What you should do:
Omit the images, then print each record below exactly as it reads.

Dataset rows:
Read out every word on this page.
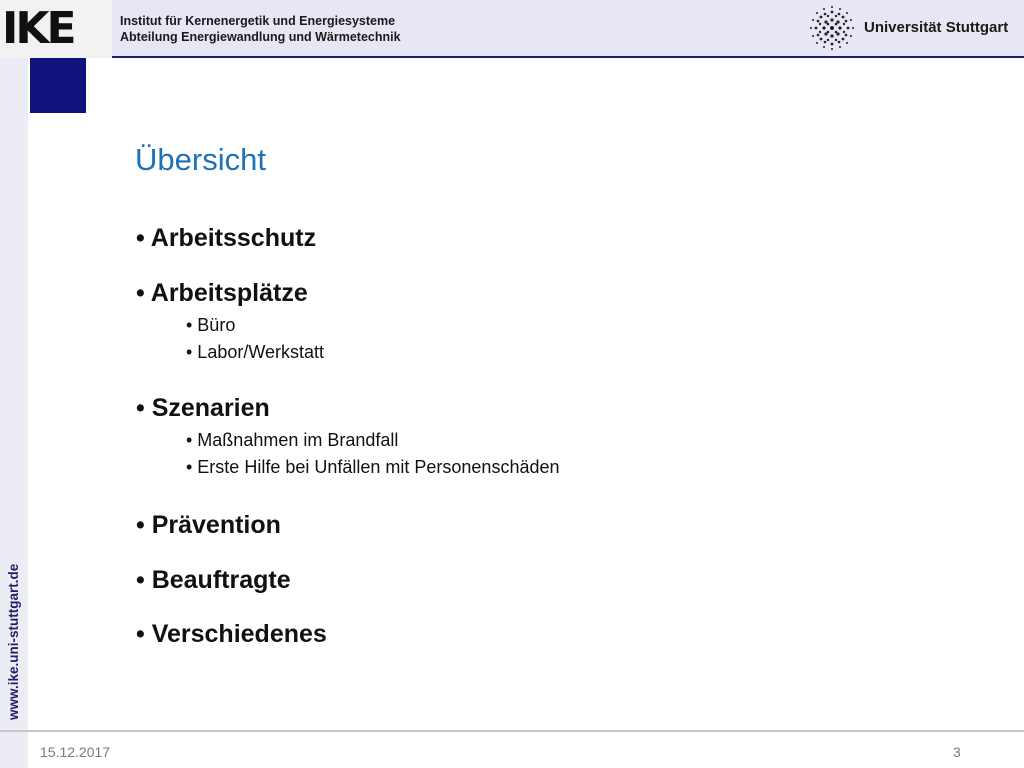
IKE	Institut für Kernenergetik und Energiesysteme
Abteilung Energiewandlung und Wärmetechnik
Universität Stuttgart
www.ike.uni-stuttgart.de
Übersicht
• Arbeitsschutz
• Arbeitsplätze
• Büro
• Labor/Werkstatt
• Szenarien
• Maßnahmen im Brandfall
• Erste Hilfe bei Unfällen mit Personenschäden
• Prävention
• Beauftragte
• Verschiedenes
15.12.2017	3
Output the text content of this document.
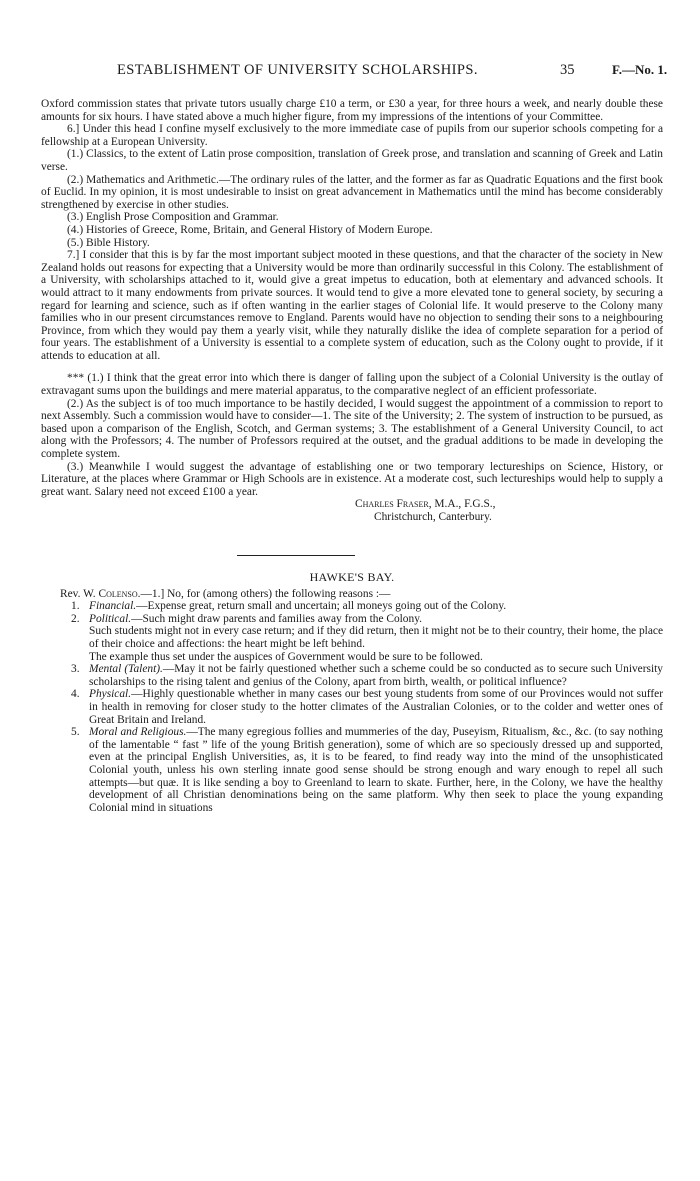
ESTABLISHMENT OF UNIVERSITY SCHOLARSHIPS.	35	F.—No. 1.

Oxford commission states that private tutors usually charge £10 a term, or £30 a year, for three hours a week, and nearly double these amounts for six hours. I have stated above a much higher figure, from my impressions of the intentions of your Committee.

6.] Under this head I confine myself exclusively to the more immediate case of pupils from our superior schools competing for a fellowship at a European University.

(1.) Classics, to the extent of Latin prose composition, translation of Greek prose, and translation and scanning of Greek and Latin verse.

(2.) Mathematics and Arithmetic.—The ordinary rules of the latter, and the former as far as Quadratic Equations and the first book of Euclid. In my opinion, it is most undesirable to insist on great advancement in Mathematics until the mind has become considerably strengthened by exercise in other studies.

(3.) English Prose Composition and Grammar.

(4.) Histories of Greece, Rome, Britain, and General History of Modern Europe.

(5.) Bible History.

7.] I consider that this is by far the most important subject mooted in these questions, and that the character of the society in New Zealand holds out reasons for expecting that a University would be more than ordinarily successful in this Colony. The establishment of a University, with scholarships attached to it, would give a great impetus to education, both at elementary and advanced schools. It would attract to it many endowments from private sources. It would tend to give a more elevated tone to general society, by securing a regard for learning and science, such as if often wanting in the earlier stages of Colonial life. It would preserve to the Colony many families who in our present circumstances remove to England. Parents would have no objection to sending their sons to a neighbouring Province, from which they would pay them a yearly visit, while they naturally dislike the idea of complete separation for a period of four years. The establishment of a University is essential to a complete system of education, such as the Colony ought to provide, if it attends to education at all.

*** (1.) I think that the great error into which there is danger of falling upon the subject of a Colonial University is the outlay of extravagant sums upon the buildings and mere material apparatus, to the comparative neglect of an efficient professoriate.

(2.) As the subject is of too much importance to be hastily decided, I would suggest the appointment of a commission to report to next Assembly. Such a commission would have to consider—1. The site of the University; 2. The system of instruction to be pursued, as based upon a comparison of the English, Scotch, and German systems; 3. The establishment of a General University Council, to act along with the Professors; 4. The number of Professors required at the outset, and the gradual additions to be made in developing the complete system.

(3.) Meanwhile I would suggest the advantage of establishing one or two temporary lectureships on Science, History, or Literature, at the places where Grammar or High Schools are in existence. At a moderate cost, such lectureships would help to supply a great want. Salary need not exceed £100 a year.

Charles Fraser, M.A., F.G.S.,
Christchurch, Canterbury.
HAWKE'S BAY.

Rev. W. Colenso.—1.] No, for (among others) the following reasons :—

1. Financial.—Expense great, return small and uncertain; all moneys going out of the Colony.

2. Political.—Such might draw parents and families away from the Colony.

Such students might not in every case return; and if they did return, then it might not be to their country, their home, the place of their choice and affections: the heart might be left behind.

The example thus set under the auspices of Government would be sure to be followed.

3. Mental (Talent).—May it not be fairly questioned whether such a scheme could be so conducted as to secure such University scholarships to the rising talent and genius of the Colony, apart from birth, wealth, or political influence?

4. Physical.—Highly questionable whether in many cases our best young students from some of our Provinces would not suffer in health in removing for closer study to the hotter climates of the Australian Colonies, or to the colder and wetter ones of Great Britain and Ireland.

5. Moral and Religious.—The many egregious follies and mummeries of the day, Puseyism, Ritualism, &c., &c. (to say nothing of the lamentable “ fast ” life of the young British generation), some of which are so speciously dressed up and supported, even at the principal English Universities, as, it is to be feared, to find ready way into the mind of the unsophisticated Colonial youth, unless his own sterling innate good sense should be strong enough and wary enough to repel all such attempts—but quæ. It is like sending a boy to Greenland to learn to skate. Further, here, in the Colony, we have the healthy development of all Christian denominations being on the same platform. Why then seek to place the young expanding Colonial mind in situations
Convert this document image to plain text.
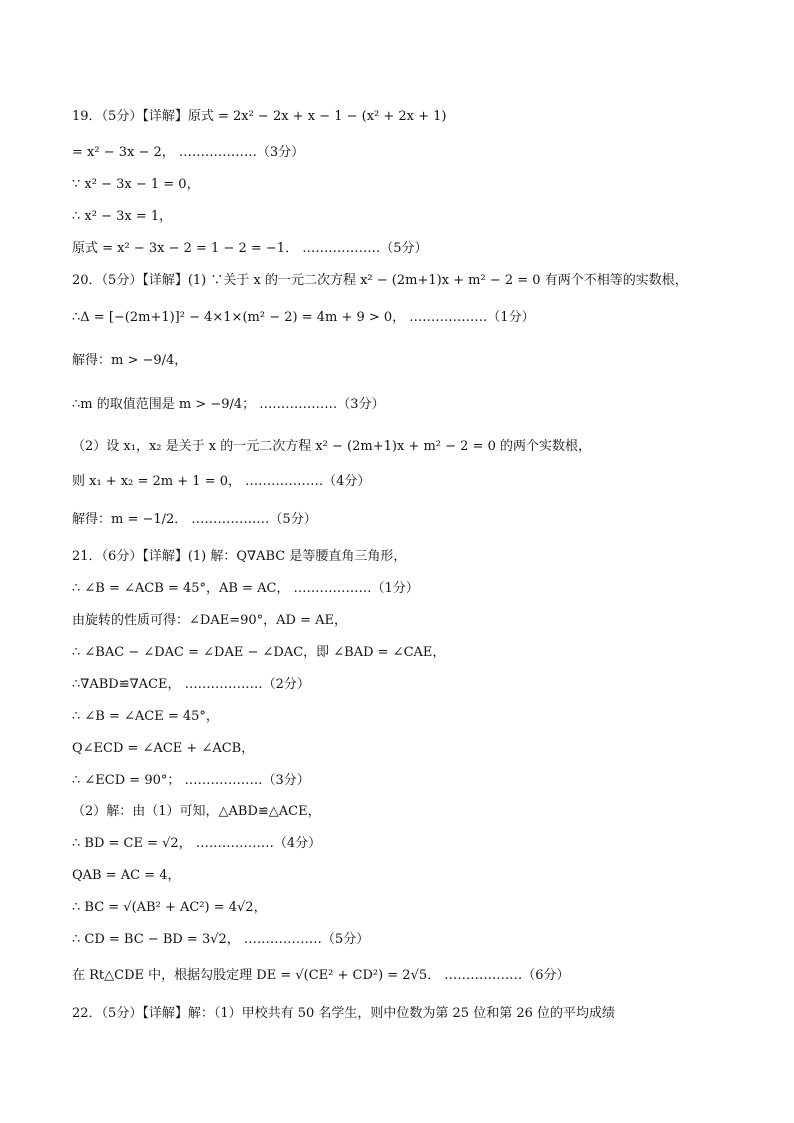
19．（5分）【详解】原式 = 2x² − 2x + x − 1 − (x² + 2x + 1)
= x² − 3x − 2， ………………（3分）
∵ x² − 3x − 1 = 0，
∴ x² − 3x = 1，
原式 = x² − 3x − 2 = 1 − 2 = −1． ………………（5分）
20．（5分）【详解】(1) ∵关于 x 的一元二次方程 x² − (2m+1)x + m² − 2 = 0 有两个不相等的实数根，
∴Δ = [−(2m+1)]² − 4×1×(m² − 2) = 4m + 9 > 0， ………………（1分）
解得：m > −9/4，
∴m 的取值范围是 m > −9/4； ………………（3分）
（2）设 x₁，x₂ 是关于 x 的一元二次方程 x² − (2m+1)x + m² − 2 = 0 的两个实数根，
则 x₁ + x₂ = 2m + 1 = 0， ………………（4分）
解得：m = −1/2． ………………（5分）
21．（6分）【详解】(1) 解：Q∇ABC 是等腰直角三角形，
∴ ∠B = ∠ACB = 45°，AB = AC， ………………（1分）
由旋转的性质可得：∠DAE=90°，AD = AE，
∴ ∠BAC − ∠DAC = ∠DAE − ∠DAC，即 ∠BAD = ∠CAE，
∴∇ABD≌∇ACE， ………………（2分）
∴ ∠B = ∠ACE = 45°，
Q∠ECD = ∠ACE + ∠ACB，
∴ ∠ECD = 90°； ………………（3分）
（2）解：由（1）可知，△ABD≌△ACE，
∴ BD = CE = √2， ………………（4分）
QAB = AC = 4，
∴ BC = √(AB² + AC²) = 4√2，
∴ CD = BC − BD = 3√2， ………………（5分）
在 Rt△CDE 中，根据勾股定理 DE = √(CE² + CD²) = 2√5． ………………（6分）
22．（5分）【详解】解：（1）甲校共有 50 名学生，则中位数为第 25 位和第 26 位的平均成绩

Complete response:
Read out every word on this page.
IKE	Institut für Kernenergetik und Energiesysteme
Abteilung Energiewandlung und Wärmetechnik
Universität Stuttgart
www.ike.uni-stuttgart.de
Übersicht
• Arbeitsschutz
• Arbeitsplätze
• Büro
• Labor/Werkstatt
• Szenarien
• Maßnahmen im Brandfall
• Erste Hilfe bei Unfällen mit Personenschäden
• Prävention
• Beauftragte
• Verschiedenes
15.12.2017	3
Output the text content of this document.
ESTABLISHMENT OF UNIVERSITY SCHOLARSHIPS.	35	F.—No. 1.

Oxford commission states that private tutors usually charge £10 a term, or £30 a year, for three hours a week, and nearly double these amounts for six hours. I have stated above a much higher figure, from my impressions of the intentions of your Committee.

6.] Under this head I confine myself exclusively to the more immediate case of pupils from our superior schools competing for a fellowship at a European University.

(1.) Classics, to the extent of Latin prose composition, translation of Greek prose, and translation and scanning of Greek and Latin verse.

(2.) Mathematics and Arithmetic.—The ordinary rules of the latter, and the former as far as Quadratic Equations and the first book of Euclid. In my opinion, it is most undesirable to insist on great advancement in Mathematics until the mind has become considerably strengthened by exercise in other studies.

(3.) English Prose Composition and Grammar.

(4.) Histories of Greece, Rome, Britain, and General History of Modern Europe.

(5.) Bible History.

7.] I consider that this is by far the most important subject mooted in these questions, and that the character of the society in New Zealand holds out reasons for expecting that a University would be more than ordinarily successful in this Colony. The establishment of a University, with scholarships attached to it, would give a great impetus to education, both at elementary and advanced schools. It would attract to it many endowments from private sources. It would tend to give a more elevated tone to general society, by securing a regard for learning and science, such as if often wanting in the earlier stages of Colonial life. It would preserve to the Colony many families who in our present circumstances remove to England. Parents would have no objection to sending their sons to a neighbouring Province, from which they would pay them a yearly visit, while they naturally dislike the idea of complete separation for a period of four years. The establishment of a University is essential to a complete system of education, such as the Colony ought to provide, if it attends to education at all.

*** (1.) I think that the great error into which there is danger of falling upon the subject of a Colonial University is the outlay of extravagant sums upon the buildings and mere material apparatus, to the comparative neglect of an efficient professoriate.

(2.) As the subject is of too much importance to be hastily decided, I would suggest the appointment of a commission to report to next Assembly. Such a commission would have to consider—1. The site of the University; 2. The system of instruction to be pursued, as based upon a comparison of the English, Scotch, and German systems; 3. The establishment of a General University Council, to act along with the Professors; 4. The number of Professors required at the outset, and the gradual additions to be made in developing the complete system.

(3.) Meanwhile I would suggest the advantage of establishing one or two temporary lectureships on Science, History, or Literature, at the places where Grammar or High Schools are in existence. At a moderate cost, such lectureships would help to supply a great want. Salary need not exceed £100 a year.

Charles Fraser, M.A., F.G.S.,
Christchurch, Canterbury.
HAWKE'S BAY.

Rev. W. Colenso.—1.] No, for (among others) the following reasons :—

1. Financial.—Expense great, return small and uncertain; all moneys going out of the Colony.

2. Political.—Such might draw parents and families away from the Colony.

Such students might not in every case return; and if they did return, then it might not be to their country, their home, the place of their choice and affections: the heart might be left behind.

The example thus set under the auspices of Government would be sure to be followed.

3. Mental (Talent).—May it not be fairly questioned whether such a scheme could be so conducted as to secure such University scholarships to the rising talent and genius of the Colony, apart from birth, wealth, or political influence?

4. Physical.—Highly questionable whether in many cases our best young students from some of our Provinces would not suffer in health in removing for closer study to the hotter climates of the Australian Colonies, or to the colder and wetter ones of Great Britain and Ireland.

5. Moral and Religious.—The many egregious follies and mummeries of the day, Puseyism, Ritualism, &c., &c. (to say nothing of the lamentable “ fast ” life of the young British generation), some of which are so speciously dressed up and supported, even at the principal English Universities, as, it is to be feared, to find ready way into the mind of the unsophisticated Colonial youth, unless his own sterling innate good sense should be strong enough and wary enough to repel all such attempts—but quæ. It is like sending a boy to Greenland to learn to skate. Further, here, in the Colony, we have the healthy development of all Christian denominations being on the same platform. Why then seek to place the young expanding Colonial mind in situations
Convert this document image to plain text.
19．（5分）【详解】原式 = 2x² − 2x + x − 1 − (x² + 2x + 1)
= x² − 3x − 2， ………………（3分）
∵ x² − 3x − 1 = 0，
∴ x² − 3x = 1，
原式 = x² − 3x − 2 = 1 − 2 = −1． ………………（5分）
20．（5分）【详解】(1) ∵关于 x 的一元二次方程 x² − (2m+1)x + m² − 2 = 0 有两个不相等的实数根，
∴Δ = [−(2m+1)]² − 4×1×(m² − 2) = 4m + 9 > 0， ………………（1分）
解得：m > −9/4，
∴m 的取值范围是 m > −9/4； ………………（3分）
（2）设 x₁，x₂ 是关于 x 的一元二次方程 x² − (2m+1)x + m² − 2 = 0 的两个实数根，
则 x₁ + x₂ = 2m + 1 = 0， ………………（4分）
解得：m = −1/2． ………………（5分）
21．（6分）【详解】(1) 解：Q∇ABC 是等腰直角三角形，
∴ ∠B = ∠ACB = 45°，AB = AC， ………………（1分）
由旋转的性质可得：∠DAE=90°，AD = AE，
∴ ∠BAC − ∠DAC = ∠DAE − ∠DAC，即 ∠BAD = ∠CAE，
∴∇ABD≌∇ACE， ………………（2分）
∴ ∠B = ∠ACE = 45°，
Q∠ECD = ∠ACE + ∠ACB，
∴ ∠ECD = 90°； ………………（3分）
（2）解：由（1）可知，△ABD≌△ACE，
∴ BD = CE = √2， ………………（4分）
QAB = AC = 4，
∴ BC = √(AB² + AC²) = 4√2，
∴ CD = BC − BD = 3√2， ………………（5分）
在 Rt△CDE 中，根据勾股定理 DE = √(CE² + CD²) = 2√5． ………………（6分）
22．（5分）【详解】解：（1）甲校共有 50 名学生，则中位数为第 25 位和第 26 位的平均成绩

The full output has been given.